● Data records
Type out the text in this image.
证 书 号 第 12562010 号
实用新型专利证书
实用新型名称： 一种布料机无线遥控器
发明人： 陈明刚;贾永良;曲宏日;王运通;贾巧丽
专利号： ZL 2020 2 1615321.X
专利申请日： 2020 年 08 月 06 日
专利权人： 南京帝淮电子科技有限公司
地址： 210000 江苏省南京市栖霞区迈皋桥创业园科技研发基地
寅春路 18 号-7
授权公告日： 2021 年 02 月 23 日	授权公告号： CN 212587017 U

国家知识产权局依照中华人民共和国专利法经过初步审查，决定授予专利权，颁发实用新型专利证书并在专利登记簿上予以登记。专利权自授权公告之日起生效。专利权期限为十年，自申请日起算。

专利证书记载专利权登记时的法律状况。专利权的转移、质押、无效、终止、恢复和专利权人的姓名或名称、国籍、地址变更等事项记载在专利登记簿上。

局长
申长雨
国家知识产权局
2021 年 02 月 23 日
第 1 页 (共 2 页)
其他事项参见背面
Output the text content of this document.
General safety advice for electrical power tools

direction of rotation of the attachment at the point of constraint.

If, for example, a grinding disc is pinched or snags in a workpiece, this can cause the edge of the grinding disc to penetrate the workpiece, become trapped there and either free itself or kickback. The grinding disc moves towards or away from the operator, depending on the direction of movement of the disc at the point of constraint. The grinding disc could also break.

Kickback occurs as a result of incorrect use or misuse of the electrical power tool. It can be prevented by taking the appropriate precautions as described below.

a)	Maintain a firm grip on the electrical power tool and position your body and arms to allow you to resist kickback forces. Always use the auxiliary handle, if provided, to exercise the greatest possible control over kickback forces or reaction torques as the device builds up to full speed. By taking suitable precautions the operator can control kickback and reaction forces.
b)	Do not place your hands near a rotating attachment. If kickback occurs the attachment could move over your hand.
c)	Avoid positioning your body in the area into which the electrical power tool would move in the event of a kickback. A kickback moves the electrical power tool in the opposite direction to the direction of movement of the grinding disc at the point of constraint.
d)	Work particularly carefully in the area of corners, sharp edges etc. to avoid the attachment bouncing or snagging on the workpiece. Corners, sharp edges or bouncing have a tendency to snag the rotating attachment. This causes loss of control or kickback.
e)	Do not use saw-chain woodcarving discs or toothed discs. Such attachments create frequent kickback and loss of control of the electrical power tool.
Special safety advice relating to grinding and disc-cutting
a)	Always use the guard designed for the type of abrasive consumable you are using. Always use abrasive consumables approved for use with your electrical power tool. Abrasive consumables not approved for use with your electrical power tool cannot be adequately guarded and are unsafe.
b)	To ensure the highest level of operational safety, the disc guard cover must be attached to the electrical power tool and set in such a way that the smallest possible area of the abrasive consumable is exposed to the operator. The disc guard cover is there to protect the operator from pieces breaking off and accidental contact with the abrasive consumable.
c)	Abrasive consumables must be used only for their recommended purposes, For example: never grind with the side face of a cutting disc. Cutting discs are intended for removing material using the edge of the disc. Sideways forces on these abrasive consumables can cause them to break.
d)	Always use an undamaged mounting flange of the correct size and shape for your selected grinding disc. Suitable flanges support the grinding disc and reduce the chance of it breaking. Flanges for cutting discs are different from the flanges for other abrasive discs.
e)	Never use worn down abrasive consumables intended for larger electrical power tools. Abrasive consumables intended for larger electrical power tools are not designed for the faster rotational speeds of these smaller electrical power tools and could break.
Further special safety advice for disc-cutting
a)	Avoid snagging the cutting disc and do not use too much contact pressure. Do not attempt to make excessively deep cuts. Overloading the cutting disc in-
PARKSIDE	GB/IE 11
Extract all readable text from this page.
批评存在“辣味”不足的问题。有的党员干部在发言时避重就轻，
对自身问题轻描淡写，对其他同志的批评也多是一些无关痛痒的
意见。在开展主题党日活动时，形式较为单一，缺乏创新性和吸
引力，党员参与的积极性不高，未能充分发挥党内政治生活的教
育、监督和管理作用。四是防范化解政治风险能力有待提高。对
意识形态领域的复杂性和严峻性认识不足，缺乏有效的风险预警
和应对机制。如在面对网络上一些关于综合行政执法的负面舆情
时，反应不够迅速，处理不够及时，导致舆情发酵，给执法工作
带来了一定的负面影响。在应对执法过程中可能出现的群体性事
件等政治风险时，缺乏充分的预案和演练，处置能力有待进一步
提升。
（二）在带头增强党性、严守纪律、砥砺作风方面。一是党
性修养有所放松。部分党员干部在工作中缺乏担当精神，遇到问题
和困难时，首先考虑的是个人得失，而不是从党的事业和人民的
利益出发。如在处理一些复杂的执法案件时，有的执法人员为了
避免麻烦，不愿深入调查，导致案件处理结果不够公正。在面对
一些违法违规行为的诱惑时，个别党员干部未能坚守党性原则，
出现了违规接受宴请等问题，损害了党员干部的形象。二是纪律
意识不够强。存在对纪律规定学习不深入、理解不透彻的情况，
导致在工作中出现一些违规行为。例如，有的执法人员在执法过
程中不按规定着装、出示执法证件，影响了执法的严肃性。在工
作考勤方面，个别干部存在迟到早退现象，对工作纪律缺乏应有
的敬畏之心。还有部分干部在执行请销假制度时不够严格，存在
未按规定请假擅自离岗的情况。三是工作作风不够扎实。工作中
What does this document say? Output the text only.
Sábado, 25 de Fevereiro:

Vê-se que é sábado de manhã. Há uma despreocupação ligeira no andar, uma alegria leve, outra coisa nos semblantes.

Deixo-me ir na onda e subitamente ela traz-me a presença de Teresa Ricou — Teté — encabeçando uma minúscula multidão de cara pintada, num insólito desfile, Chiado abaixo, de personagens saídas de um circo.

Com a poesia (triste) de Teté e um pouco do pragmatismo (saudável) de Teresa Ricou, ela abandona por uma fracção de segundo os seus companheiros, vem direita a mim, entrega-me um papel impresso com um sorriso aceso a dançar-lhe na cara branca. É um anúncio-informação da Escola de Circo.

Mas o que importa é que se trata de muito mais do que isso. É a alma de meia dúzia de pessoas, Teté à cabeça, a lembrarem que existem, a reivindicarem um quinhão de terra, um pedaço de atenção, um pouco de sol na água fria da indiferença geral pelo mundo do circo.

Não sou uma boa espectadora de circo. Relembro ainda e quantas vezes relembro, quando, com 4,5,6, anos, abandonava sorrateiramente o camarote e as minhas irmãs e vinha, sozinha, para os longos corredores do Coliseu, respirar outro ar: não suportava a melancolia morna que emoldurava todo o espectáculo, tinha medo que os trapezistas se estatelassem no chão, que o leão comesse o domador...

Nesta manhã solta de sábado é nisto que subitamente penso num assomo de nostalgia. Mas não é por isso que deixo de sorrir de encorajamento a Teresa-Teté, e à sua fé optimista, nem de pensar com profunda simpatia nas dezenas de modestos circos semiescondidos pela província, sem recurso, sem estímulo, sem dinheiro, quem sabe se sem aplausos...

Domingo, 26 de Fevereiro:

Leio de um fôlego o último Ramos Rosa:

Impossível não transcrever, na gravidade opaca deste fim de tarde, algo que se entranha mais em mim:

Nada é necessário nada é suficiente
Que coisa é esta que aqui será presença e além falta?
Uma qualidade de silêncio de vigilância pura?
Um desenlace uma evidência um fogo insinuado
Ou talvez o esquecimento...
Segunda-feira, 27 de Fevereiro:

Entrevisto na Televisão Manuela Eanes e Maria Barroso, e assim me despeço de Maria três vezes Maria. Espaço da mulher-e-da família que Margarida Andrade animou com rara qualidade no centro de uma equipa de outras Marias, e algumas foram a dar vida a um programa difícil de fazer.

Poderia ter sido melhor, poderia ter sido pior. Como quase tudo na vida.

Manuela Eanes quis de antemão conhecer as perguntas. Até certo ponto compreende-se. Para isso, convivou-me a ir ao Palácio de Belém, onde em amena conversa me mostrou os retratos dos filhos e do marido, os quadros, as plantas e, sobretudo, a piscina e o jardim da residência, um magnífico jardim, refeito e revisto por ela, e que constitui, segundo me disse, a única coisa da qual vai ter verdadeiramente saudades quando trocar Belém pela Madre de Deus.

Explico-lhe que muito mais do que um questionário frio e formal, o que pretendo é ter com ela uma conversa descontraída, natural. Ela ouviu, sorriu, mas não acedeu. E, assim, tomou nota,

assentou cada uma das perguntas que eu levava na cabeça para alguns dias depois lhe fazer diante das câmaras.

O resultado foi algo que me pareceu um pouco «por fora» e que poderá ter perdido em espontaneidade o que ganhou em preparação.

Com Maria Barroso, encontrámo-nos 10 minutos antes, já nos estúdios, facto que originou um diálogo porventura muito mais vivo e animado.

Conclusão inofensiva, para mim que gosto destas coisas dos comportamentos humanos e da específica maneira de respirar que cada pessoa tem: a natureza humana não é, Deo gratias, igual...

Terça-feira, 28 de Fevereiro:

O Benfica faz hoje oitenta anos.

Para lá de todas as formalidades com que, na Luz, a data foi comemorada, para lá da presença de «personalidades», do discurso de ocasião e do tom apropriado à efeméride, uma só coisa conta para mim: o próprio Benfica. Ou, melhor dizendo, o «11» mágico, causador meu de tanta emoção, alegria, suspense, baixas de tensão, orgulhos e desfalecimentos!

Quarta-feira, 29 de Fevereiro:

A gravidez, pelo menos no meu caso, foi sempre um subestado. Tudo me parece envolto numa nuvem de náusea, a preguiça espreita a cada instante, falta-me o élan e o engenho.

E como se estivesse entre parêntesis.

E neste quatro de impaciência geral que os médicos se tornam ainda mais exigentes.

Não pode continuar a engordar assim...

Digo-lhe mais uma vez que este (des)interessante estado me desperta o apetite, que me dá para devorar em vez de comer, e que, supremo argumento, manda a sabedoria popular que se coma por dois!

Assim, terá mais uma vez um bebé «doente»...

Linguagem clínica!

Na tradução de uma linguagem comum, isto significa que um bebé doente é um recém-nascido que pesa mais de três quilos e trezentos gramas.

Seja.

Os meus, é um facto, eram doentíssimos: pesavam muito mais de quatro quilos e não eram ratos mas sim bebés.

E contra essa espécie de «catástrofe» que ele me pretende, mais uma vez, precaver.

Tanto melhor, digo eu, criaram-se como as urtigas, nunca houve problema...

● Instruction
Pick out all lines containing the string "contact".

● Task solution
b)	To ensure the highest level of operational safety, the disc guard cover must be attached to the electrical power tool and set in such a way that the smallest possible area of the abrasive consumable is exposed to the operator. The disc guard cover is there to protect the operator from pieces breaking off and accidental contact with the abrasive consumable.
a)	Avoid snagging the cutting disc and do not use too much contact pressure. Do not attempt to make excessively deep cuts. Overloading the cutting disc in-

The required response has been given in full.